>> begin EXTRACTED INFORMATION

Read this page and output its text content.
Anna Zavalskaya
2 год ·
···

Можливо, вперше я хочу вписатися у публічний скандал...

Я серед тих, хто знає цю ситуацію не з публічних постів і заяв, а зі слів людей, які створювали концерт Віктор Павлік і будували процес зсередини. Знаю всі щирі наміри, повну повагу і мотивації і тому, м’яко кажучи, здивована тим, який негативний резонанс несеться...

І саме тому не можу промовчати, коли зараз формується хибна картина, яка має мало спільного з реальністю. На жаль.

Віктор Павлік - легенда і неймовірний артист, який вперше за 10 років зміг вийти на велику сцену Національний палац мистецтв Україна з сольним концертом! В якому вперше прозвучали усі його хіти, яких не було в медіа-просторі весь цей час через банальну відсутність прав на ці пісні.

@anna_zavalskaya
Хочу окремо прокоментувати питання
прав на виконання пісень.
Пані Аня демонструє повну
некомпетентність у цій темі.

>> end EXTRACTED INFORMATION

YOUR TASK:
Look over the listing above. Pick out and copy every line that includes "Віктор".

WRITTEN REPLY:
Я серед тих, хто знає цю ситуацію не з публічних постів і заяв, а зі слів людей, які створювали концерт Віктор Павлік і будували процес зсередини. Знаю всі щирі наміри, повну повагу і мотивації і тому, м’яко кажучи, здивована тим, який негативний резонанс несеться...
Віктор Павлік - легенда і неймовірний артист, який вперше за 10 років зміг вийти на велику сцену Національний палац мистецтв Україна з сольним концертом! В якому вперше прозвучали усі його хіти, яких не було в медіа-просторі весь цей час через банальну відсутність прав на ці пісні.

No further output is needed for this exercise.